## START

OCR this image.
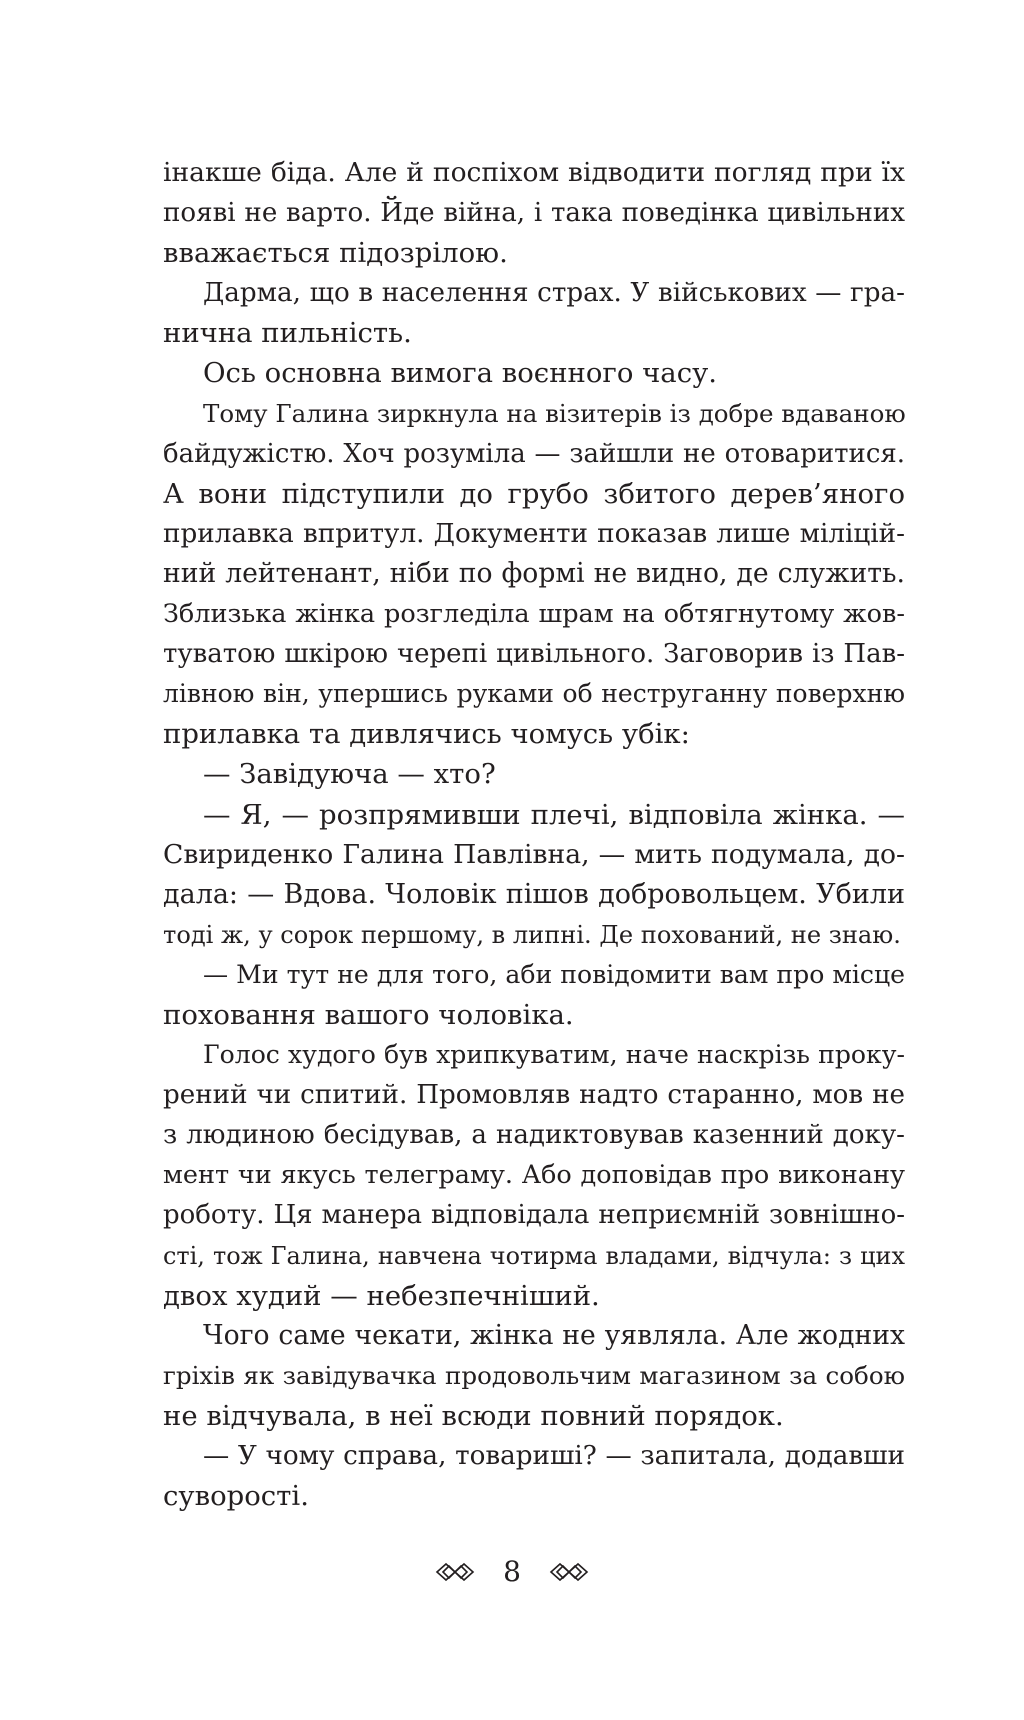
інакше біда. Але й поспіхом відводити погляд при їх
появі не варто. Йде війна, і така поведінка цивільних
вважається підозрілою.
Дарма, що в населення страх. У військових — гра-
нична пильність.
Ось основна вимога воєнного часу.
Тому Галина зиркнула на візитерів із добре вдаваною
байдужістю. Хоч розуміла — зайшли не отоваритися.
А вони підступили до грубо збитого дерев’яного
прилавка впритул. Документи показав лише міліцій-
ний лейтенант, ніби по формі не видно, де служить.
Зблизька жінка розгледіла шрам на обтягнутому жов-
туватою шкірою черепі цивільного. Заговорив із Пав-
лівною він, упершись руками об неструганну поверхню
прилавка та дивлячись чомусь убік:
— Завідуюча — хто?
— Я, — розпрямивши плечі, відповіла жінка. —
Свириденко Галина Павлівна, — мить подумала, до-
дала: — Вдова. Чоловік пішов добровольцем. Убили
тоді ж, у сорок першому, в липні. Де похований, не знаю.
— Ми тут не для того, аби повідомити вам про місце
поховання вашого чоловіка.
Голос худого був хрипкуватим, наче наскрізь проку-
рений чи спитий. Промовляв надто старанно, мов не
з людиною бесідував, а надиктовував казенний доку-
мент чи якусь телеграму. Або доповідав про виконану
роботу. Ця манера відповідала неприємній зовнішно-
сті, тож Галина, навчена чотирма владами, відчула: з цих
двох худий — небезпечніший.
Чого саме чекати, жінка не уявляла. Але жодних
гріхів як завідувачка продовольчим магазином за собою
не відчувала, в неї всюди повний порядок.
— У чому справа, товариші? — запитала, додавши
суворості.
8
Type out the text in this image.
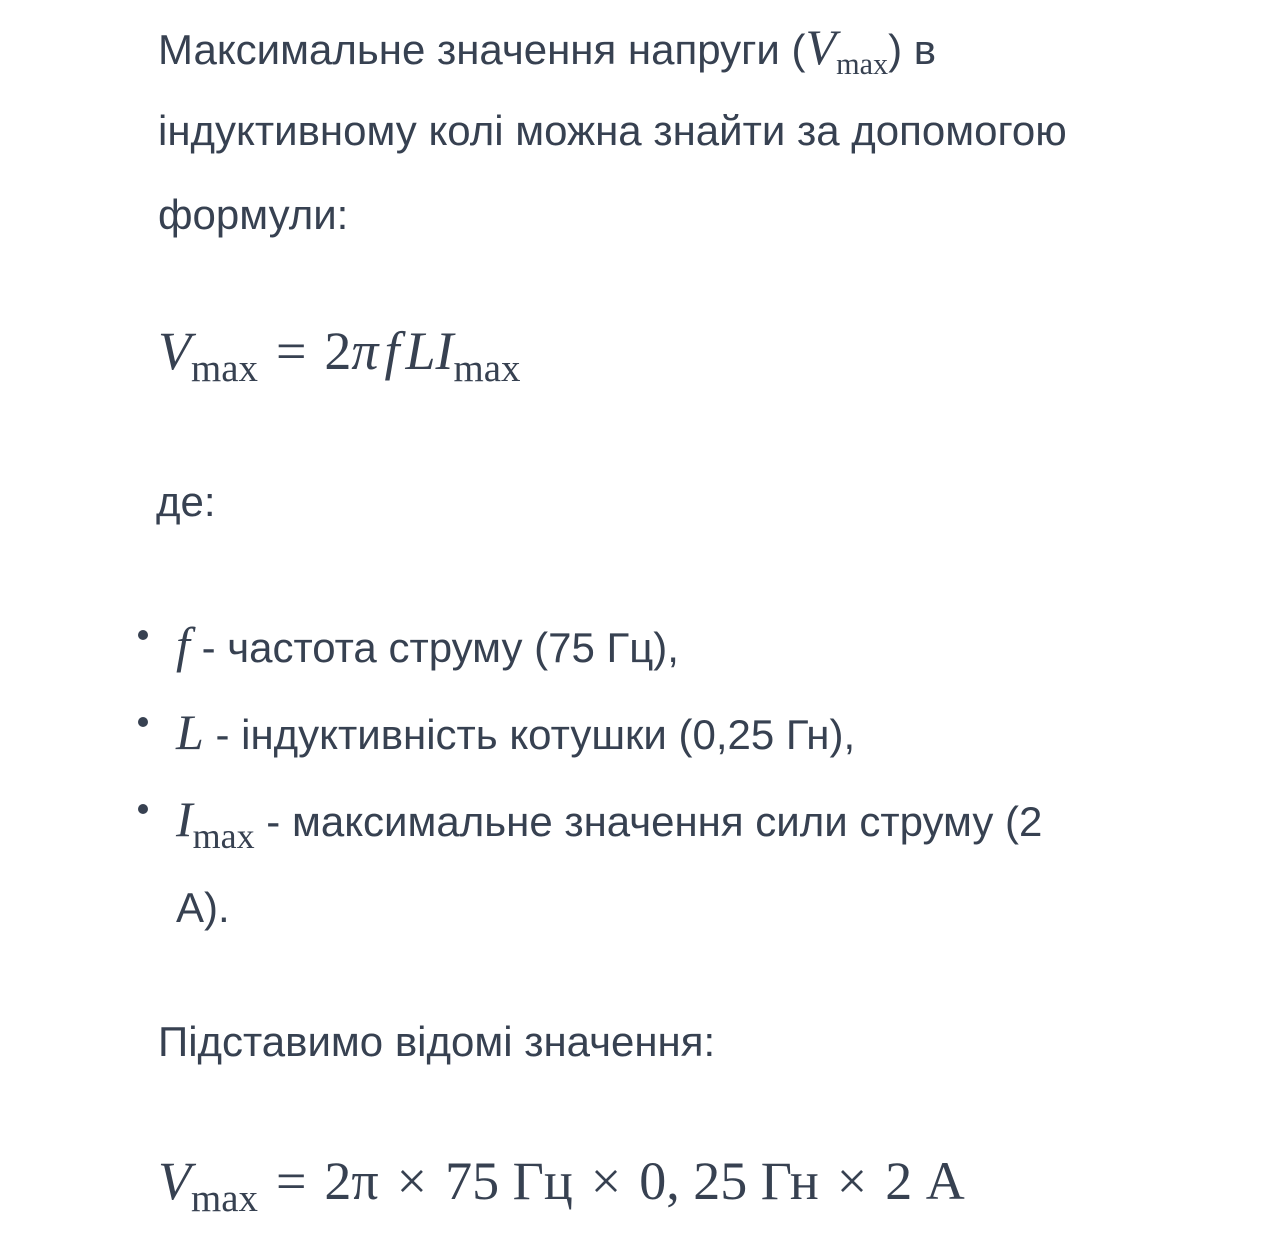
Максимальне значення напруги $(V_{max})$ в
індуктивному колі можна знайти за допомогою
формули:
$V_{max} = 2\pi$ f $LI_{max}$
де:
f - частота струму (75 Гц),
L - індуктивність котушки (0,25 Гн),
Imax - максимальне значення сили струму (2
А).
Підставимо відомі значення:
$V_{max} = 2\pi \times 75$ Гц × 0, 25 Гн × 2 А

## END

**Aim**
Find every line with the word "image" and state how many there are, with no other words.

**Completed task**
2